§ **Excerpted passage**:
((
What kind of pads / shoes did you use? Also, did you bed them in? Pad compound plays a lot into how they grab. Also properly bedding in the pads by doing several aggressive stops from 40-50mph to 0 will make a big difference.

Make sure the drum brakes are properly adjusted, that the shoe radius matches the drum radius and that all hoses / lines/ cylinders/ calipers are in tip top shape and bled.
 
Don’t forget to adjust the rear brakes while driving to tighten them up. Drive backwards and brake aggressively to get the auto adjuster set.
 
+1 on what kind of pads were used. Ceramic pads don't dust much but do not "bite" as well as a semi-metallic pad. Semi-metallic also has more fade resistance and dust more. I have semi-metallic pads on all my vehicles. PQ Pro by Centric are good value fro Rock-Auto. Chuck
 
These cars were long before ABS to prevent lock up. You should be able to lock them up if you push hard enough. Ideally you don't want to lock them up when stopping on dry, wet or slippery conditions which is a matter of how hard you press on the brake pedal.
Understood, just wondering if they should, in which case I have not adequately bled the system or something else is keeping them from working correctly.
))
§ **Annotations of element boxes**:
((
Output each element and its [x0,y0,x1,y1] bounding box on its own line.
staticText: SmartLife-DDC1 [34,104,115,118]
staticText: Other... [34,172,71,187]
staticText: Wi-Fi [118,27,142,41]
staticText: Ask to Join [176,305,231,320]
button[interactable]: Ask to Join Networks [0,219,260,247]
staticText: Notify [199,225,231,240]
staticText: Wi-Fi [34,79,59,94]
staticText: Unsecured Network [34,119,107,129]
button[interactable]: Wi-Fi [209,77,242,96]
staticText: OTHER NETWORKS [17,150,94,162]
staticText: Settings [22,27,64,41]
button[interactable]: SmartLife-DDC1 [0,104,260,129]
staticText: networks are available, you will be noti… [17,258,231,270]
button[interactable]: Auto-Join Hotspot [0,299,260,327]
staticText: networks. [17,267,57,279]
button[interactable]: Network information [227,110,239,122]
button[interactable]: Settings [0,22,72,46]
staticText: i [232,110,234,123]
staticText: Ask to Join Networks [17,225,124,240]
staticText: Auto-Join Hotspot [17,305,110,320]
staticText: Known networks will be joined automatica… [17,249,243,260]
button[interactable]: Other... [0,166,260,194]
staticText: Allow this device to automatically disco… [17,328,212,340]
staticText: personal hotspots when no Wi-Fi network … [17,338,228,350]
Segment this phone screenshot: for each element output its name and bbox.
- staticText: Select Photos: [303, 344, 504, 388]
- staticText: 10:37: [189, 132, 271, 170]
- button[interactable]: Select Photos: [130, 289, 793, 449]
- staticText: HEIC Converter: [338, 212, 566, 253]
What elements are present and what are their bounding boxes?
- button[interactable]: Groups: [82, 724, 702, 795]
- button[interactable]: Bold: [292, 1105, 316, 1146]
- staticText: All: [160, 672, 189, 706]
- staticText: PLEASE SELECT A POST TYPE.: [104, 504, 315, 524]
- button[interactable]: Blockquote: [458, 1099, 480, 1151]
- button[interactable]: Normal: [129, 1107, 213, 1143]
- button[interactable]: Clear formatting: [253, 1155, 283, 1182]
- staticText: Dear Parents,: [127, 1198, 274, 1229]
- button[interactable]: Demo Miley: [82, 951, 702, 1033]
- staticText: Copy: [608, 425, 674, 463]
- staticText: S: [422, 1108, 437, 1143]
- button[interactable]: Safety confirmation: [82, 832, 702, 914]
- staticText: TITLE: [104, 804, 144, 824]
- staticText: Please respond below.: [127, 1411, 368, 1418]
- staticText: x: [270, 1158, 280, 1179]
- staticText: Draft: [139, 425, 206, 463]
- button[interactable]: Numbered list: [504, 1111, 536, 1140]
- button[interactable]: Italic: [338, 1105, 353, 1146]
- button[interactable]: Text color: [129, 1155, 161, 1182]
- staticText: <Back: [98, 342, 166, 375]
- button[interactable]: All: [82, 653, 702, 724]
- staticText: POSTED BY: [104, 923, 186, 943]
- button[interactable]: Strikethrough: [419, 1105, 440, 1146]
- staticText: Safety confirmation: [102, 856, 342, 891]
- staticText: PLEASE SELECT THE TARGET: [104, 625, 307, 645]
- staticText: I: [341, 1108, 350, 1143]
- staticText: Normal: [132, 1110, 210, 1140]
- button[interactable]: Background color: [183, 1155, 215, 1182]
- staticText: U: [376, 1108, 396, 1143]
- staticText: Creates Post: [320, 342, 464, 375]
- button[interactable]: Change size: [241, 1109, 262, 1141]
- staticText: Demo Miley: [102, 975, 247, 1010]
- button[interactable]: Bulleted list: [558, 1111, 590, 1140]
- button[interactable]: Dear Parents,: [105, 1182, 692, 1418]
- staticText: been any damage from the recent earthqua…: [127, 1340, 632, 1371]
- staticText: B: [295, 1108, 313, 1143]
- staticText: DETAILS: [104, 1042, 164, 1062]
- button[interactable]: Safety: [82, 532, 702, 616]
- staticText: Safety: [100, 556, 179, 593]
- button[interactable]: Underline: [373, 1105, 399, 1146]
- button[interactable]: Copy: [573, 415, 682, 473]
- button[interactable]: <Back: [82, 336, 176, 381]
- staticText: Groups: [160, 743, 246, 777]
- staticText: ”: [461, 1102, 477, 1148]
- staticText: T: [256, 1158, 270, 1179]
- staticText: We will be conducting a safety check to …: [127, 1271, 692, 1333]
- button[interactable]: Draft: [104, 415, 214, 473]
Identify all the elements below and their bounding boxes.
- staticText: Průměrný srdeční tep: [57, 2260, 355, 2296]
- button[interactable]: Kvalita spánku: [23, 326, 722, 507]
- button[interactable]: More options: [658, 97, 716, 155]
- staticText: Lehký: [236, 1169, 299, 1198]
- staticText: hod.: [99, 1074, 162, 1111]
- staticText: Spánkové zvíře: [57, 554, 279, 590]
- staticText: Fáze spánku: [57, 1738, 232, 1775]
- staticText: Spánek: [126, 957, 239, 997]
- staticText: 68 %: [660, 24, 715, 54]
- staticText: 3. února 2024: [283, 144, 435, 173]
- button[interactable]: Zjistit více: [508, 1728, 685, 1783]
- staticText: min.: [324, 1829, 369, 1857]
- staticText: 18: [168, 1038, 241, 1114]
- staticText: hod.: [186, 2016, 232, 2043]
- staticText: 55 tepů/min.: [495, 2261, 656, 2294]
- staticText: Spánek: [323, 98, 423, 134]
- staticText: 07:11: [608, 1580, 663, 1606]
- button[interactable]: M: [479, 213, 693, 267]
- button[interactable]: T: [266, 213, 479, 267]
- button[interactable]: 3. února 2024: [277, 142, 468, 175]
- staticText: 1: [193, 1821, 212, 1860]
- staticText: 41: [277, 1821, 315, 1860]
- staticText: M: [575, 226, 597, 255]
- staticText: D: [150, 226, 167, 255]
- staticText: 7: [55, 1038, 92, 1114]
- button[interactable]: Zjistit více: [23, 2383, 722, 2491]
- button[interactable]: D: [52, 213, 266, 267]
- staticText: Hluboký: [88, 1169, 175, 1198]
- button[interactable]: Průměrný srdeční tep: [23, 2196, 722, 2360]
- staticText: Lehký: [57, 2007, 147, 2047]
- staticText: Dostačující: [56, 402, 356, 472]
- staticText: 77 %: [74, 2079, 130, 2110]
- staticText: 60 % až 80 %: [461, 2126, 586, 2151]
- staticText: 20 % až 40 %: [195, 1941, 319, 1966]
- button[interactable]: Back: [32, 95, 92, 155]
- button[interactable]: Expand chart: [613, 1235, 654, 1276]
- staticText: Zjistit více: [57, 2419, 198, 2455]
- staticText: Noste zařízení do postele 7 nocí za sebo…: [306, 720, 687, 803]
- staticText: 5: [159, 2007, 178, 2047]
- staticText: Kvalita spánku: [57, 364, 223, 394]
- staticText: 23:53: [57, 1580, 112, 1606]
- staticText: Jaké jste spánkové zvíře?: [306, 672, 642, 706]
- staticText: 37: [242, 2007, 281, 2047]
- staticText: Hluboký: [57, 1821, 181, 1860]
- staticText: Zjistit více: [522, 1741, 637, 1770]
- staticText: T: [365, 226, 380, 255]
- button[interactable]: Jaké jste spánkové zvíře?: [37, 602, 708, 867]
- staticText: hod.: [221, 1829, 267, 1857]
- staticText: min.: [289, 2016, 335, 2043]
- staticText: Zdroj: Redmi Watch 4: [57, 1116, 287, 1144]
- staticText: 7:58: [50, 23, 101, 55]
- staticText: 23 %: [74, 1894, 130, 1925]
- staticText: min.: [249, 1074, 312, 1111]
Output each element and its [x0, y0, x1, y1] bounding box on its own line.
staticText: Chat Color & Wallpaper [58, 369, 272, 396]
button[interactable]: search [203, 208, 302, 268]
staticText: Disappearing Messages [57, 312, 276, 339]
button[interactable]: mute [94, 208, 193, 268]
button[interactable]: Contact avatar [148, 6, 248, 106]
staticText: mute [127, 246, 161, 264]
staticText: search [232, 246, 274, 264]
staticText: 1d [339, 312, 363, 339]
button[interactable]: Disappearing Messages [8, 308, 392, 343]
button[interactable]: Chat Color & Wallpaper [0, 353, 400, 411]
))
§ **Tasks to perform**:
- 1) Decide whether each statement agrees with the brake discussion above, answering yes or no and quoting the deciding words. (a) Ceramic pads bite better than semi-metallic pads. (b) Driving backwards and braking aggressively helps set the auto adjuster. (c) Bedding in the pads involves several aggressive stops from 40-50mph to 0.
- 2) Extend the brake discussion above with the next reply after its final post.

§ **Written answers**:
- 1)
(a) No: "Ceramic pads don't dust much but do not "bite" as well as a semi-metallic pad."
(b) Yes: "Drive backwards and brake aggressively to get the auto adjuster set."
(c) Yes: "properly bedding in the pads by doing several aggressive stops from 40-50mph to 0 will make a big difference."

- 2)
 
Yes, with factory power discs and factory width tires, it should be no problem to lock up the brakes and leave some skid marks on the road. I have locked them up doing 35mph on asphalt. FWIW, even cars with 4 wheel manual drums should be able to lock up at least a couple of the wheels.

Do you have the correct style master cylinder and proportioning valve for disc brakes?
Did you bench bleed the master?
Do you have the front calipers on the correct side? If you mix them up, you cant get all the air out of them.
Master cylinder is correct for disc front/drum rear, and bench bled so I think I am good to go there. Will try bleeding the lines more and see if I missed some air there. Calipers are on the correct sides and the bleeders point up. Think if I have an issue its residual air in the line or something in the distribution block.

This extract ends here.